• **THE TASK**
Extract the entries in their exact form.

:: ENTRIES SUPPLIED

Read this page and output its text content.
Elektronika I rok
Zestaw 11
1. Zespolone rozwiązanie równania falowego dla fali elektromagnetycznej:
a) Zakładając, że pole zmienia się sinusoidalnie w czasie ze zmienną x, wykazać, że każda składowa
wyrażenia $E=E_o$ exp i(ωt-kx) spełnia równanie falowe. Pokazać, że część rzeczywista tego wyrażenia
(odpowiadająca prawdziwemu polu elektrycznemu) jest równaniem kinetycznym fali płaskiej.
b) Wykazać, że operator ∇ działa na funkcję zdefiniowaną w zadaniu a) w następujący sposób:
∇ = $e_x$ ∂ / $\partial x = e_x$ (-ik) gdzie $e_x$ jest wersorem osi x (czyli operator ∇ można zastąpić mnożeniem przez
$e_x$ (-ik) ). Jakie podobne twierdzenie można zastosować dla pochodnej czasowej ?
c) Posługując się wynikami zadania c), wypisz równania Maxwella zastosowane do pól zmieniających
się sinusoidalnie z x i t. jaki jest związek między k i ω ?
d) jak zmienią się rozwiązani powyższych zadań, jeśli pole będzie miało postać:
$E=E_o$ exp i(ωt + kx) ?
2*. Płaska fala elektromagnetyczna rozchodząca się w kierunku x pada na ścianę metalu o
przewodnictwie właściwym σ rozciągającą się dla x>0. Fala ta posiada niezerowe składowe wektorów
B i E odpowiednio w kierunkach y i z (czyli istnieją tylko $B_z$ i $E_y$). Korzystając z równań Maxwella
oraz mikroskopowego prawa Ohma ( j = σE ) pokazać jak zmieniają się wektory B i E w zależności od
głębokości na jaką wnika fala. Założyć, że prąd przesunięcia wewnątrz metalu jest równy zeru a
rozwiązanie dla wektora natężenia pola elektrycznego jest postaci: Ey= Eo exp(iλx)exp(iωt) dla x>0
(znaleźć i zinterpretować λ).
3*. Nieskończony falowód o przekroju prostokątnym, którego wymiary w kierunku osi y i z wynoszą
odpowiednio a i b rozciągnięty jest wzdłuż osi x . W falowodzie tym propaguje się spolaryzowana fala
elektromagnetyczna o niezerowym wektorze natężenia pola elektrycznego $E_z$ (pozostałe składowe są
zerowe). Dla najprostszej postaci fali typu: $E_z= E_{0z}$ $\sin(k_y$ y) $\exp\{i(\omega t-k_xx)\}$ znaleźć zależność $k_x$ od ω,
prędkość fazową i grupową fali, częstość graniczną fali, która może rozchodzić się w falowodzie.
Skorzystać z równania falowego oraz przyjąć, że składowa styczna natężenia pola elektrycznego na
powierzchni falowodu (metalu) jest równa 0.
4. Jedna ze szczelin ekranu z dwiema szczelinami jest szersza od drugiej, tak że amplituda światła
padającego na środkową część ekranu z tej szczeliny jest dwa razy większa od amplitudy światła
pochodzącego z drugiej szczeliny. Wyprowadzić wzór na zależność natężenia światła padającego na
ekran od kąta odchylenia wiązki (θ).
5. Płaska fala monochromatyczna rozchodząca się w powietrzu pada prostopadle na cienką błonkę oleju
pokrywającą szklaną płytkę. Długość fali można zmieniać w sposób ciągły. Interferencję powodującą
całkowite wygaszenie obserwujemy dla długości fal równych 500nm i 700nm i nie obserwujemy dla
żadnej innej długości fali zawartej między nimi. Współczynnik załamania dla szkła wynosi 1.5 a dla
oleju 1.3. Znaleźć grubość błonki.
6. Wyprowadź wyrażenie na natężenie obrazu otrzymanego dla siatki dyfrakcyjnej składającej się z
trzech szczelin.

::::

• **EXERCISE RESPONSE**
Read this page and output its text content.
Elektronika I rok
Zestaw 11
1. Zespolone rozwiązanie równania falowego dla fali elektromagnetycznej:
a) Zakładając, że pole zmienia się sinusoidalnie w czasie ze zmienną x, wykazać, że każda składowa
wyrażenia $E=E_o$ exp i(ωt-kx) spełnia równanie falowe. Pokazać, że część rzeczywista tego wyrażenia
(odpowiadająca prawdziwemu polu elektrycznemu) jest równaniem kinetycznym fali płaskiej.
b) Wykazać, że operator ∇ działa na funkcję zdefiniowaną w zadaniu a) w następujący sposób:
∇ = $e_x$ ∂ / $\partial x = e_x$ (-ik) gdzie $e_x$ jest wersorem osi x (czyli operator ∇ można zastąpić mnożeniem przez
$e_x$ (-ik) ). Jakie podobne twierdzenie można zastosować dla pochodnej czasowej ?
c) Posługując się wynikami zadania c), wypisz równania Maxwella zastosowane do pól zmieniających
się sinusoidalnie z x i t. jaki jest związek między k i ω ?
d) jak zmienią się rozwiązani powyższych zadań, jeśli pole będzie miało postać:
$E=E_o$ exp i(ωt + kx) ?
2*. Płaska fala elektromagnetyczna rozchodząca się w kierunku x pada na ścianę metalu o
przewodnictwie właściwym σ rozciągającą się dla x>0. Fala ta posiada niezerowe składowe wektorów
B i E odpowiednio w kierunkach y i z (czyli istnieją tylko $B_z$ i $E_y$). Korzystając z równań Maxwella
oraz mikroskopowego prawa Ohma ( j = σE ) pokazać jak zmieniają się wektory B i E w zależności od
głębokości na jaką wnika fala. Założyć, że prąd przesunięcia wewnątrz metalu jest równy zeru a
rozwiązanie dla wektora natężenia pola elektrycznego jest postaci: Ey= Eo exp(iλx)exp(iωt) dla x>0
(znaleźć i zinterpretować λ).
3*. Nieskończony falowód o przekroju prostokątnym, którego wymiary w kierunku osi y i z wynoszą
odpowiednio a i b rozciągnięty jest wzdłuż osi x . W falowodzie tym propaguje się spolaryzowana fala
elektromagnetyczna o niezerowym wektorze natężenia pola elektrycznego $E_z$ (pozostałe składowe są
zerowe). Dla najprostszej postaci fali typu: $E_z= E_{0z}$ $\sin(k_y$ y) $\exp\{i(\omega t-k_xx)\}$ znaleźć zależność $k_x$ od ω,
prędkość fazową i grupową fali, częstość graniczną fali, która może rozchodzić się w falowodzie.
Skorzystać z równania falowego oraz przyjąć, że składowa styczna natężenia pola elektrycznego na
powierzchni falowodu (metalu) jest równa 0.
4. Jedna ze szczelin ekranu z dwiema szczelinami jest szersza od drugiej, tak że amplituda światła
padającego na środkową część ekranu z tej szczeliny jest dwa razy większa od amplitudy światła
pochodzącego z drugiej szczeliny. Wyprowadzić wzór na zależność natężenia światła padającego na
ekran od kąta odchylenia wiązki (θ).
5. Płaska fala monochromatyczna rozchodząca się w powietrzu pada prostopadle na cienką błonkę oleju
pokrywającą szklaną płytkę. Długość fali można zmieniać w sposób ciągły. Interferencję powodującą
całkowite wygaszenie obserwujemy dla długości fal równych 500nm i 700nm i nie obserwujemy dla
żadnej innej długości fali zawartej między nimi. Współczynnik załamania dla szkła wynosi 1.5 a dla
oleju 1.3. Znaleźć grubość błonki.
6. Wyprowadź wyrażenie na natężenie obrazu otrzymanego dla siatki dyfrakcyjnej składającej się z
trzech szczelin.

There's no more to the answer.